→ WORK TO BE COMPLETED
Consider the data that follows and state how many lines contain the string "Field", using the number alone.

→ DATA ROWS
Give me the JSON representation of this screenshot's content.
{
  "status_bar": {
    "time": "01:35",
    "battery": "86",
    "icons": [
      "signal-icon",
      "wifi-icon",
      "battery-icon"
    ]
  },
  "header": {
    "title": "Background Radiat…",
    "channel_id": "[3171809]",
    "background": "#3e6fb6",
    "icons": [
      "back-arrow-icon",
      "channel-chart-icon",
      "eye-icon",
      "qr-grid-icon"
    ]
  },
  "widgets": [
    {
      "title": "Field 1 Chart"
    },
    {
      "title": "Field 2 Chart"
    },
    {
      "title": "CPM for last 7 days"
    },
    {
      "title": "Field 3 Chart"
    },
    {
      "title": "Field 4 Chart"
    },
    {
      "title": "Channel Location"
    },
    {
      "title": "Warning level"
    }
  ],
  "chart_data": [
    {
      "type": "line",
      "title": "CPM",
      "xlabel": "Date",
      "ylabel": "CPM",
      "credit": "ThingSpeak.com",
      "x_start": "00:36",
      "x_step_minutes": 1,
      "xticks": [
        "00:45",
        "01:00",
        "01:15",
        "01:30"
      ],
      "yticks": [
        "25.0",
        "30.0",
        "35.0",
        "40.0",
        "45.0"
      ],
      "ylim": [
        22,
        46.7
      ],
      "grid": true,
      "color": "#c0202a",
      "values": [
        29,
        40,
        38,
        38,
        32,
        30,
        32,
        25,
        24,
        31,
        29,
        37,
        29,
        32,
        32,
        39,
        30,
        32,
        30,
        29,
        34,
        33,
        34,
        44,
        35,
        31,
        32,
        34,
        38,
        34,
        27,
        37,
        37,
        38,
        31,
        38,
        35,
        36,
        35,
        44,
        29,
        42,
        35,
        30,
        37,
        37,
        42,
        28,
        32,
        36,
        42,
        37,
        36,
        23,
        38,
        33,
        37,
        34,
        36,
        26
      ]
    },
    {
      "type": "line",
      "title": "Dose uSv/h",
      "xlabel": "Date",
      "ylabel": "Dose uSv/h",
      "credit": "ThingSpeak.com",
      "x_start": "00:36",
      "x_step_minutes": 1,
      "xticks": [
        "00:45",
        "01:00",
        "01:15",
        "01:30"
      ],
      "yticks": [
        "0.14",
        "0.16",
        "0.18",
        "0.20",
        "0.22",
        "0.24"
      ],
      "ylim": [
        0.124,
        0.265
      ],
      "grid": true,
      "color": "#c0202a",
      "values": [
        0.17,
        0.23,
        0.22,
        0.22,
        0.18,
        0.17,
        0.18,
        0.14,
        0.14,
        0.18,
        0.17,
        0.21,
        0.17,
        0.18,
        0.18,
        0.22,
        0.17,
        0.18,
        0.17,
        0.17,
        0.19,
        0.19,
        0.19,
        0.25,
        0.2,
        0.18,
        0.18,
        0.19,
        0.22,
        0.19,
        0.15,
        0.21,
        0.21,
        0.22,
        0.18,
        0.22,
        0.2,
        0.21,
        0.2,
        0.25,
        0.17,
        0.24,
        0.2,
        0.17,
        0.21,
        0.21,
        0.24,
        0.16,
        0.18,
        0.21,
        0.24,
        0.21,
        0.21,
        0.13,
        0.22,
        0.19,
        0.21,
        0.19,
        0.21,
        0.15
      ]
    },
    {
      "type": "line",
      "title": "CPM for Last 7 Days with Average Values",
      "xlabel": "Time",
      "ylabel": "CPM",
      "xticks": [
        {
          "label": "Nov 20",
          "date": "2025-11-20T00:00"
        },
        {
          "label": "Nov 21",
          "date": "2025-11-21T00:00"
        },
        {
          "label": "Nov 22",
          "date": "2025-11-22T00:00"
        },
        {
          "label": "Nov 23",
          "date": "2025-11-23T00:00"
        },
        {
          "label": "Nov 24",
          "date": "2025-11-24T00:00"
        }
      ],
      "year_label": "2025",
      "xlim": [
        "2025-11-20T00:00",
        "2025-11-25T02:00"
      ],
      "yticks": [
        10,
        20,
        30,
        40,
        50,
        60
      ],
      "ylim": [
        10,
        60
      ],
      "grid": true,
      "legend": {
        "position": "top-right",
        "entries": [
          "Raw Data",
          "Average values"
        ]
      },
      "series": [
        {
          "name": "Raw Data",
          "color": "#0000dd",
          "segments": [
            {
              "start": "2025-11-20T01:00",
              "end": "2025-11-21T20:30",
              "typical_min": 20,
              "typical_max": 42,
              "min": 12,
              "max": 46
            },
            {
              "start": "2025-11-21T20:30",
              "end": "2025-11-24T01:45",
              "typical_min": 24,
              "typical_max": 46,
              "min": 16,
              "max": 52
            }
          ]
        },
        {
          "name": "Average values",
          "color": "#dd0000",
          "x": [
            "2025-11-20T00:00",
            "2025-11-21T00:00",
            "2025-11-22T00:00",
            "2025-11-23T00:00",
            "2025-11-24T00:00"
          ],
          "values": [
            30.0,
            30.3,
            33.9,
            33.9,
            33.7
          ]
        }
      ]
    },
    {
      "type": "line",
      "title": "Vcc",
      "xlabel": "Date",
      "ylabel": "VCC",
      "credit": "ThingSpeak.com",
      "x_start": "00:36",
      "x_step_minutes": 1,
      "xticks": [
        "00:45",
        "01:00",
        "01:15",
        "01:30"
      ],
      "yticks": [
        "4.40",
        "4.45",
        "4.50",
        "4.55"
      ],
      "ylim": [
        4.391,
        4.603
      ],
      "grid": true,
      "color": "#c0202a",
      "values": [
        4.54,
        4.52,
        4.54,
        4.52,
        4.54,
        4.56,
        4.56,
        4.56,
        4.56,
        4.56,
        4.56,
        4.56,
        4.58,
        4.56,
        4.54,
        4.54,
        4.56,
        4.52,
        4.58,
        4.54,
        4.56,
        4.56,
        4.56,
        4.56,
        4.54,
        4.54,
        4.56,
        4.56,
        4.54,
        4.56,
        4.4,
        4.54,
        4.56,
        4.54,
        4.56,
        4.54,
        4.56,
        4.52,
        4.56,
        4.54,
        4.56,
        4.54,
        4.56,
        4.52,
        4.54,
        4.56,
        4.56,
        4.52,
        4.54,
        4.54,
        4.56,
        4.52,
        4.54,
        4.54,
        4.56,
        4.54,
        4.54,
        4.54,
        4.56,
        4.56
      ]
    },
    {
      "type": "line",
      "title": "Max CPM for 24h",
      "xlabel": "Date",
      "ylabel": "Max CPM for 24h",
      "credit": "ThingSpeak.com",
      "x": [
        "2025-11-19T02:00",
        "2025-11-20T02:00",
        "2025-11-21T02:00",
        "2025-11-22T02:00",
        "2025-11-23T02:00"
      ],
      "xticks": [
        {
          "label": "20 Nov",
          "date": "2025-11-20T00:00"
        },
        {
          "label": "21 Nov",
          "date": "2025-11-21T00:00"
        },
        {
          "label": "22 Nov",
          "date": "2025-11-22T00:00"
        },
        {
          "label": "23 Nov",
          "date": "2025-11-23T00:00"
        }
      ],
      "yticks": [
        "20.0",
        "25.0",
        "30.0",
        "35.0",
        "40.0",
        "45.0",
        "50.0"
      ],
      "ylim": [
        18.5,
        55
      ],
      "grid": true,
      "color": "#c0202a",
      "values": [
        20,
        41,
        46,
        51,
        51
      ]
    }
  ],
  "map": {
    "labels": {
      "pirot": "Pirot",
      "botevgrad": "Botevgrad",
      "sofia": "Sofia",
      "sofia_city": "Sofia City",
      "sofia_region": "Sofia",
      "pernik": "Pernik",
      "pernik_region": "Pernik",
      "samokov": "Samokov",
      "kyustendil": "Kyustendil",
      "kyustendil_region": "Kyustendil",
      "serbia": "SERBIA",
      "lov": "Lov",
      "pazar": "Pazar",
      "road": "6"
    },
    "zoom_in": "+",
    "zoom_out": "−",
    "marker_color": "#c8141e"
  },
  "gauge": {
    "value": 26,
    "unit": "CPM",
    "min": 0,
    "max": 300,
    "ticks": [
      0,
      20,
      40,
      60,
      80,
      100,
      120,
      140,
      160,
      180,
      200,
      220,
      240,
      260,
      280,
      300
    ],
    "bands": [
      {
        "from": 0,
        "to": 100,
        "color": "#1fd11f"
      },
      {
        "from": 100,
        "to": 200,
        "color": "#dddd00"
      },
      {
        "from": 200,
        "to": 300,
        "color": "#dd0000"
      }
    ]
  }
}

→ WRITTEN RESPONSE
4